• ACTIVITY: Every picture should be left out, but the lines below must be repeated exactly.
-------
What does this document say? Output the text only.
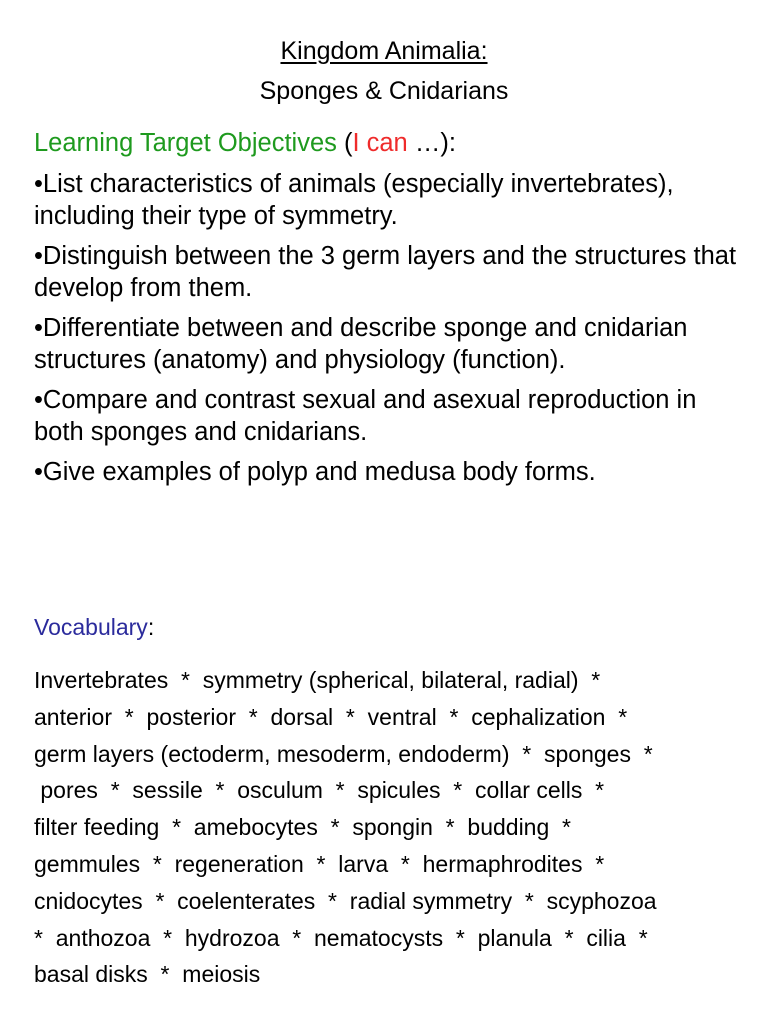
Kingdom Animalia:
Sponges & Cnidarians
Learning Target Objectives (I can …):
•List characteristics of animals (especially invertebrates), including their type of symmetry.
•Distinguish between the 3 germ layers and the structures that develop from them.
•Differentiate between and describe sponge and cnidarian structures (anatomy) and physiology (function).
•Compare and contrast sexual and asexual reproduction in both sponges and cnidarians.
•Give examples of polyp and medusa body forms.
Vocabulary:
Invertebrates  *  symmetry (spherical, bilateral, radial)  *
anterior  *  posterior  *  dorsal  *  ventral  *  cephalization  *
germ layers (ectoderm, mesoderm, endoderm)  *  sponges  *
pores  *  sessile  *  osculum  *  spicules  *  collar cells  *
filter feeding  *  amebocytes  *  spongin  *  budding  *
gemmules  *  regeneration  *  larva  *  hermaphrodites  *
cnidocytes  *  coelenterates  *  radial symmetry  *  scyphozoa
*  anthozoa  *  hydrozoa  *  nematocysts  *  planula  *  cilia  *
basal disks  *  meiosis
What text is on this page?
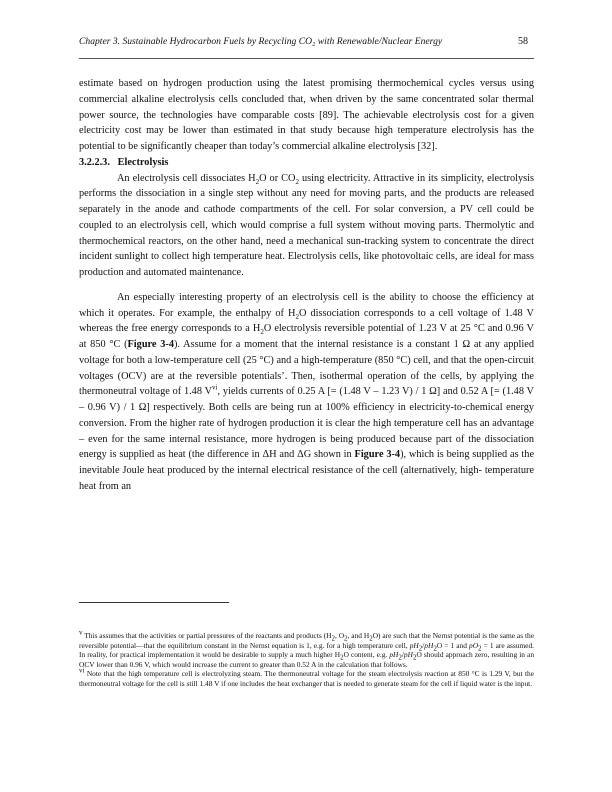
Chapter 3. Sustainable Hydrocarbon Fuels by Recycling CO₂ with Renewable/Nuclear Energy	58

estimate based on hydrogen production using the latest promising thermochemical cycles versus using commercial alkaline electrolysis cells concluded that, when driven by the same concentrated solar thermal power source, the technologies have comparable costs [89]. The achievable electrolysis cost for a given electricity cost may be lower than estimated in that study because high temperature electrolysis has the potential to be significantly cheaper than today’s commercial alkaline electrolysis [32].

3.2.2.3. Electrolysis

An electrolysis cell dissociates $H_2O$ or $CO_2$ using electricity. Attractive in its simplicity, electrolysis performs the dissociation in a single step without any need for moving parts, and the products are released separately in the anode and cathode compartments of the cell. For solar conversion, a PV cell could be coupled to an electrolysis cell, which would comprise a full system without moving parts. Thermolytic and thermochemical reactors, on the other hand, need a mechanical sun-tracking system to concentrate the direct incident sunlight to collect high temperature heat. Electrolysis cells, like photovoltaic cells, are ideal for mass production and automated maintenance.

An especially interesting property of an electrolysis cell is the ability to choose the efficiency at which it operates. For example, the enthalpy of $H_2O$ dissociation corresponds to a cell voltage of 1.48 V whereas the free energy corresponds to a $H_2O$ electrolysis reversible potential of 1.23 V at 25 °C and 0.96 V at 850 °C (Figure 3-4). Assume for a moment that the internal resistance is a constant 1 Ω at any applied voltage for both a low-temperature cell (25 °C) and a high-temperature (850 °C) cell, and that the open-circuit voltages (OCV) are at the reversible potentials’. Then, isothermal operation of the cells, by applying the thermoneutral voltage of 1.48 $V^{vi}$, yields currents of 0.25 A [= (1.48 V – 1.23 V) / 1 Ω] and 0.52 A [= (1.48 V – 0.96 V) / 1 Ω] respectively. Both cells are being run at 100% efficiency in electricity-to-chemical energy conversion. From the higher rate of hydrogen production it is clear the high temperature cell has an advantage – even for the same internal resistance, more hydrogen is being produced because part of the dissociation energy is supplied as heat (the difference in ΔH and ΔG shown in Figure 3-4), which is being supplied as the inevitable Joule heat produced by the internal electrical resistance of the cell (alternatively, high- temperature heat from an

$^v$ This assumes that the activities or partial pressures of the reactants and products ($H_2$, $O_2$, and $H_2O$) are such that the Nernst potential is the same as the reversible potential—that the equilibrium constant in the Nernst equation is 1, e.g. for a high temperature cell, $pH_2/pH_2O = 1$ and $pO_2 = 1$ are assumed. In reality, for practical implementation it would be desirable to supply a much higher $H_2O$ content, e.g. $pH_2/pH_2O$ should approach zero, resulting in an OCV lower than 0.96 V, which would increase the current to greater than 0.52 A in the calculation that follows.

$^{vi}$ Note that the high temperature cell is electrolyzing steam. The thermoneutral voltage for the steam electrolysis reaction at 850 °C is 1.29 V, but the thermoneutral voltage for the cell is still 1.48 V if one includes the heat exchanger that is needed to generate steam for the cell if liquid water is the input.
-------
• RESULT:
What does this document say? Output the text only.
Kingdom Animalia:
Sponges & Cnidarians
Learning Target Objectives (I can …):
•List characteristics of animals (especially invertebrates), including their type of symmetry.
•Distinguish between the 3 germ layers and the structures that develop from them.
•Differentiate between and describe sponge and cnidarian structures (anatomy) and physiology (function).
•Compare and contrast sexual and asexual reproduction in both sponges and cnidarians.
•Give examples of polyp and medusa body forms.
Vocabulary:
Invertebrates  *  symmetry (spherical, bilateral, radial)  *
anterior  *  posterior  *  dorsal  *  ventral  *  cephalization  *
germ layers (ectoderm, mesoderm, endoderm)  *  sponges  *
pores  *  sessile  *  osculum  *  spicules  *  collar cells  *
filter feeding  *  amebocytes  *  spongin  *  budding  *
gemmules  *  regeneration  *  larva  *  hermaphrodites  *
cnidocytes  *  coelenterates  *  radial symmetry  *  scyphozoa
*  anthozoa  *  hydrozoa  *  nematocysts  *  planula  *  cilia  *
basal disks  *  meiosis
What text is on this page?
Chapter 3. Sustainable Hydrocarbon Fuels by Recycling CO₂ with Renewable/Nuclear Energy	58

estimate based on hydrogen production using the latest promising thermochemical cycles versus using commercial alkaline electrolysis cells concluded that, when driven by the same concentrated solar thermal power source, the technologies have comparable costs [89]. The achievable electrolysis cost for a given electricity cost may be lower than estimated in that study because high temperature electrolysis has the potential to be significantly cheaper than today’s commercial alkaline electrolysis [32].

3.2.2.3. Electrolysis

An electrolysis cell dissociates $H_2O$ or $CO_2$ using electricity. Attractive in its simplicity, electrolysis performs the dissociation in a single step without any need for moving parts, and the products are released separately in the anode and cathode compartments of the cell. For solar conversion, a PV cell could be coupled to an electrolysis cell, which would comprise a full system without moving parts. Thermolytic and thermochemical reactors, on the other hand, need a mechanical sun-tracking system to concentrate the direct incident sunlight to collect high temperature heat. Electrolysis cells, like photovoltaic cells, are ideal for mass production and automated maintenance.

An especially interesting property of an electrolysis cell is the ability to choose the efficiency at which it operates. For example, the enthalpy of $H_2O$ dissociation corresponds to a cell voltage of 1.48 V whereas the free energy corresponds to a $H_2O$ electrolysis reversible potential of 1.23 V at 25 °C and 0.96 V at 850 °C (Figure 3-4). Assume for a moment that the internal resistance is a constant 1 Ω at any applied voltage for both a low-temperature cell (25 °C) and a high-temperature (850 °C) cell, and that the open-circuit voltages (OCV) are at the reversible potentials’. Then, isothermal operation of the cells, by applying the thermoneutral voltage of 1.48 $V^{vi}$, yields currents of 0.25 A [= (1.48 V – 1.23 V) / 1 Ω] and 0.52 A [= (1.48 V – 0.96 V) / 1 Ω] respectively. Both cells are being run at 100% efficiency in electricity-to-chemical energy conversion. From the higher rate of hydrogen production it is clear the high temperature cell has an advantage – even for the same internal resistance, more hydrogen is being produced because part of the dissociation energy is supplied as heat (the difference in ΔH and ΔG shown in Figure 3-4), which is being supplied as the inevitable Joule heat produced by the internal electrical resistance of the cell (alternatively, high- temperature heat from an

$^v$ This assumes that the activities or partial pressures of the reactants and products ($H_2$, $O_2$, and $H_2O$) are such that the Nernst potential is the same as the reversible potential—that the equilibrium constant in the Nernst equation is 1, e.g. for a high temperature cell, $pH_2/pH_2O = 1$ and $pO_2 = 1$ are assumed. In reality, for practical implementation it would be desirable to supply a much higher $H_2O$ content, e.g. $pH_2/pH_2O$ should approach zero, resulting in an OCV lower than 0.96 V, which would increase the current to greater than 0.52 A in the calculation that follows.

$^{vi}$ Note that the high temperature cell is electrolyzing steam. The thermoneutral voltage for the steam electrolysis reaction at 850 °C is 1.29 V, but the thermoneutral voltage for the cell is still 1.48 V if one includes the heat exchanger that is needed to generate steam for the cell if liquid water is the input.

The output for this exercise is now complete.